Description of the task: Show all lines from the listing below that contain "kind".

Entries supplied:
----

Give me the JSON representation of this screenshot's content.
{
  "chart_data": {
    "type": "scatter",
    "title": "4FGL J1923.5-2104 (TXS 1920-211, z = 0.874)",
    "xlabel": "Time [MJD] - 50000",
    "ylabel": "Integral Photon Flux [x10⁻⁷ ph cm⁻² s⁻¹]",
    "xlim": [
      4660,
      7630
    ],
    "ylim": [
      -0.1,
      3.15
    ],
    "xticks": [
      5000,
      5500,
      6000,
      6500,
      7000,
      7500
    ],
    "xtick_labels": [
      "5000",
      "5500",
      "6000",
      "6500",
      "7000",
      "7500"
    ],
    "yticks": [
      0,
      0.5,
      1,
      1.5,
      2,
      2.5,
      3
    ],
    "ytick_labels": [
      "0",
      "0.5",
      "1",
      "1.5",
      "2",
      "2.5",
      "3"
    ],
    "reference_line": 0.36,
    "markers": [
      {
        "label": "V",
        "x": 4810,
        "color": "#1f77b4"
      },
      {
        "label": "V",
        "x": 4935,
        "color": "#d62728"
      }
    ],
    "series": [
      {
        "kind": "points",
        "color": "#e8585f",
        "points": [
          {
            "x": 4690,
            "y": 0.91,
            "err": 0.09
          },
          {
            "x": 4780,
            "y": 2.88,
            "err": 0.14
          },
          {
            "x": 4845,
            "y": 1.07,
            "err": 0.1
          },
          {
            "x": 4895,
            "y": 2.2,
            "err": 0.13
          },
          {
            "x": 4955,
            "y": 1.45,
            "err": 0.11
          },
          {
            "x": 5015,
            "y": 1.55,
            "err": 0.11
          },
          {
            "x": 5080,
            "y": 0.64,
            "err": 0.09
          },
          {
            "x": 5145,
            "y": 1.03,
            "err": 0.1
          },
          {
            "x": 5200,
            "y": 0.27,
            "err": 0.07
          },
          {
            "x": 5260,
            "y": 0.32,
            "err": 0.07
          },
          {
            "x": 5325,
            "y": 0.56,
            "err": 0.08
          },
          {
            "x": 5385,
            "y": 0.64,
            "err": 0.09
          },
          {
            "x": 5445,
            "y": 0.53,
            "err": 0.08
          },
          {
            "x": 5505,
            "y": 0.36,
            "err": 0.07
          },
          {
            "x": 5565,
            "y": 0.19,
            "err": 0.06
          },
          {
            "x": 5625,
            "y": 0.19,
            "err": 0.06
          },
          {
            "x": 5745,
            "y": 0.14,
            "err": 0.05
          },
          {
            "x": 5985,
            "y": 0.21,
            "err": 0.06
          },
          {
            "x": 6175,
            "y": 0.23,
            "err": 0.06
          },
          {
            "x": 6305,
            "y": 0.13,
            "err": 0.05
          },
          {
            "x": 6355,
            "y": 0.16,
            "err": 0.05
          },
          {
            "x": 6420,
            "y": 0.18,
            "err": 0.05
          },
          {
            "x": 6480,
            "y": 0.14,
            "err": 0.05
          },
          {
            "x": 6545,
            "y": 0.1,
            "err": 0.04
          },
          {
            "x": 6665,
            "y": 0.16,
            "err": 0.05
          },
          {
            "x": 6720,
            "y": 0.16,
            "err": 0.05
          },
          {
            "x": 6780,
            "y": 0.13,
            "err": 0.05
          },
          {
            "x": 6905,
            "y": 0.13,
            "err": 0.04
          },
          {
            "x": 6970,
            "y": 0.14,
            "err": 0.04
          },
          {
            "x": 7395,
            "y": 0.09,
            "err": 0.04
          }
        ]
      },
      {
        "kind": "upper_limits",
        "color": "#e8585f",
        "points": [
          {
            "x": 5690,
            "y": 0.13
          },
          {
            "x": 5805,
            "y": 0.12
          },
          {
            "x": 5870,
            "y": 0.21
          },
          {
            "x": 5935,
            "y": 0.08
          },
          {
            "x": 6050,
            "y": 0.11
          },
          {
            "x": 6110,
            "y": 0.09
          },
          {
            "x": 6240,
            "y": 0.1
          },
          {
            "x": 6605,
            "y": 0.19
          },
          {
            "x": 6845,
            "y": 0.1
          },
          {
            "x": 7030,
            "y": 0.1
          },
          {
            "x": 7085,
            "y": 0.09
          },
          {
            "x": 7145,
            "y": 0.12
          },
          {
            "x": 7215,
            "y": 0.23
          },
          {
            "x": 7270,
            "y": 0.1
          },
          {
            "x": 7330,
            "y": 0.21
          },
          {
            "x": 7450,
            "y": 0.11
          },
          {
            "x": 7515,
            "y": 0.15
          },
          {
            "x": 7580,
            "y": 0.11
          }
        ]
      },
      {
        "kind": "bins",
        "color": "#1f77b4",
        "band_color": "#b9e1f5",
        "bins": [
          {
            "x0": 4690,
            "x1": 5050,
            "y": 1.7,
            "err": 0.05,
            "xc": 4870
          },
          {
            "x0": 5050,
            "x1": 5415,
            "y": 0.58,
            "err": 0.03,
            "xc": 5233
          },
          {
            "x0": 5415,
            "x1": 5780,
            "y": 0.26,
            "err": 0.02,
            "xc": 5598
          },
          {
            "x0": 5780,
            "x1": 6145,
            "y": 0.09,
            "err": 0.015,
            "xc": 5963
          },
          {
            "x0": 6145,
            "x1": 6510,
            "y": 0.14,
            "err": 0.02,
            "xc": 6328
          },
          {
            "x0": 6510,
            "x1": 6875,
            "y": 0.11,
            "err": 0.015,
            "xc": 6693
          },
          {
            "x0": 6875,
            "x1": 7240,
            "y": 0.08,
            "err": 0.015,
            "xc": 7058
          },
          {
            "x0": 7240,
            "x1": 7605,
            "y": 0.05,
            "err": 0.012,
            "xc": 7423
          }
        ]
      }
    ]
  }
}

----

Output:
        "kind": "points",
        "kind": "upper_limits",
        "kind": "bins",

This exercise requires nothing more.